## PROBLEM SET
1/ Transcribe part of the passage about Geoffrey Tabo Olok's e-learning research. Begin at the words "In November 2019" and stop after "fully at Aalborg.".
2/ Restate the records word for word, starting at the first line of the records and stopping after the line that contains "x-tick-label: 500 (530, 332, 552, 347)".

Geoffrey Tabo Olok in 2016 enrolled at Aalborg University to study e-learning for his PhD. What is growing out of his action research is a new teaching and learning system at Gulu University that incorporates e-learning into the traditional and the newly adopted Problem Based Learning (PBL) approach. Olok and his supervisors now have their eyes on an ambitious plan to establish a centre of excellence in ICT research and learning not only for Gulu University but also to improve Africa’s relevance in that area.

In November 2019 he submitted for examination his thesis titled “Designing Infrastructure for Learning: Technology and Human Praxis.” The plan at first was for him to be co-supervised in Uganda and Denmark just like the rest of his BSU supported colleagues. At Gulu there was no capacity and they thought of Makerere as an option. The idea he had presented was about building an e-learning system basically from scratch. When he went for his first study stay in Denmark a decision was taken to enrol him fully at Aalborg.

A lecturer of Computer Science and IT, he was not studying e-learning in the pedagogical (teaching) perspective. Rather, he was looking at building infrastructures to support e-learning from technological, humanistic and policy perspectives.

“Normally we look at e-learning from a technical perspective, installing systems, and leave out the human perspective. When we do that, many times systems fail. My research combines all the three elements and I call it socio-technical, socio-cultural perspective,” he says. “I wanted to know the human elements that can inform building of ICT systems, looking at it from the social culture perspective. Can we include the people’s voices into what technology can deliver? That became my motivation.”

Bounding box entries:
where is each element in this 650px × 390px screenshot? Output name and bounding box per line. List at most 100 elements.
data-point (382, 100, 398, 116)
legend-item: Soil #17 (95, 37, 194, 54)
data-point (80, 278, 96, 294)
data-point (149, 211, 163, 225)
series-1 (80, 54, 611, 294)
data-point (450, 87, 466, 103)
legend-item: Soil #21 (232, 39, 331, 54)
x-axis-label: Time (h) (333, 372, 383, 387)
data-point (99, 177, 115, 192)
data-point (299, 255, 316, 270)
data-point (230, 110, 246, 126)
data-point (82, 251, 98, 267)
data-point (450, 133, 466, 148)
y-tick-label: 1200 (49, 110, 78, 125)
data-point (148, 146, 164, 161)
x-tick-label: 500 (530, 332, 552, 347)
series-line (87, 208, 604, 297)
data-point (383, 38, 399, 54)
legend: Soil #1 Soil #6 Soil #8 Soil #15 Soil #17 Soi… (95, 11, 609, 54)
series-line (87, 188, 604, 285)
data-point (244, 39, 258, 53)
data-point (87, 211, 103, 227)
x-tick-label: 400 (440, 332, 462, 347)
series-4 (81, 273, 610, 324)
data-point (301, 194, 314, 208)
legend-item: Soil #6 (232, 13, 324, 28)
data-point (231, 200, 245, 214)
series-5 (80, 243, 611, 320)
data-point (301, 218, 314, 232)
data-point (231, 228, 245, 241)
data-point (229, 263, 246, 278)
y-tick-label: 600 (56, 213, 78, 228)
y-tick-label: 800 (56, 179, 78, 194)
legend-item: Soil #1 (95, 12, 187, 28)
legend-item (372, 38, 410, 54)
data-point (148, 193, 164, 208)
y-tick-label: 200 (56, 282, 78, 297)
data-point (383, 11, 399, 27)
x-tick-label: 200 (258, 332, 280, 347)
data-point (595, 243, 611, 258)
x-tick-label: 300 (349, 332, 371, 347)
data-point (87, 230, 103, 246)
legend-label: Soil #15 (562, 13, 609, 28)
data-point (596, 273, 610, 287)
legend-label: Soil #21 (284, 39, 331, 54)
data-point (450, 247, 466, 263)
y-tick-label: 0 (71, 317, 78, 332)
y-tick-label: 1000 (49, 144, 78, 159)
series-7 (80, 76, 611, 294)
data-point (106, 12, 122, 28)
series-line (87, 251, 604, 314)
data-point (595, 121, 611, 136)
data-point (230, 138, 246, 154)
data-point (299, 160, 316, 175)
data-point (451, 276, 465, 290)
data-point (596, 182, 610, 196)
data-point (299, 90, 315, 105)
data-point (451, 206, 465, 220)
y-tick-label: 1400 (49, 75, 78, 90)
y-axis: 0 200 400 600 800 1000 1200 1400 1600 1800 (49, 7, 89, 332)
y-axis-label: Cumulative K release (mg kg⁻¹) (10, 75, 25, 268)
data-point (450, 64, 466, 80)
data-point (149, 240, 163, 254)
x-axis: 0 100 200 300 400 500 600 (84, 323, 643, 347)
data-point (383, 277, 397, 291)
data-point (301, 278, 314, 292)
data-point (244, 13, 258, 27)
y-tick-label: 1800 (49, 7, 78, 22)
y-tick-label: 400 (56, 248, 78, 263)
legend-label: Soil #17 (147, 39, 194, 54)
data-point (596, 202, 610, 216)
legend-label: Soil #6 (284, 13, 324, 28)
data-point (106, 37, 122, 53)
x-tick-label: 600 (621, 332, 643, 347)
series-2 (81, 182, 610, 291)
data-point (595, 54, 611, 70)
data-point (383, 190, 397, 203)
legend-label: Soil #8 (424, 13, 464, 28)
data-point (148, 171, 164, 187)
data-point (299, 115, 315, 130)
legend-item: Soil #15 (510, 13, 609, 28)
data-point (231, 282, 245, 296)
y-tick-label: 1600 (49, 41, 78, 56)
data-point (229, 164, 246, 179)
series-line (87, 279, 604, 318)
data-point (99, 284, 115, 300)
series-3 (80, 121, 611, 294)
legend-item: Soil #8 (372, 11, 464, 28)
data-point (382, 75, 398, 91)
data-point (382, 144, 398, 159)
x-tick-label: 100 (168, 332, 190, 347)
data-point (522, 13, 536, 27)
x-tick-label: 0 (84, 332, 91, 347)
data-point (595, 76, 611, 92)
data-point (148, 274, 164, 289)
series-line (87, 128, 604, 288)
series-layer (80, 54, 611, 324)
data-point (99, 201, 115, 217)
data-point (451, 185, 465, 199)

## ANSWERS TO THE EXERCISE
1/
In November 2019 he submitted for examination his thesis titled “Designing Infrastructure for Learning: Technology and Human Praxis.” The plan at first was for him to be co-supervised in Uganda and Denmark just like the rest of his BSU supported colleagues. At Gulu there was no capacity and they thought of Makerere as an option. The idea he had presented was about building an e-learning system basically from scratch. When he went for his first study stay in Denmark a decision was taken to enrol him fully at Aalborg.

2/
where is each element in this 650px × 390px screenshot? Output name and bounding box per line. List at most 100 elements.
data-point (382, 100, 398, 116)
legend-item: Soil #17 (95, 37, 194, 54)
data-point (80, 278, 96, 294)
data-point (149, 211, 163, 225)
series-1 (80, 54, 611, 294)
data-point (450, 87, 466, 103)
legend-item: Soil #21 (232, 39, 331, 54)
x-axis-label: Time (h) (333, 372, 383, 387)
data-point (99, 177, 115, 192)
data-point (299, 255, 316, 270)
data-point (230, 110, 246, 126)
data-point (82, 251, 98, 267)
data-point (450, 133, 466, 148)
y-tick-label: 1200 (49, 110, 78, 125)
data-point (148, 146, 164, 161)
x-tick-label: 500 (530, 332, 552, 347)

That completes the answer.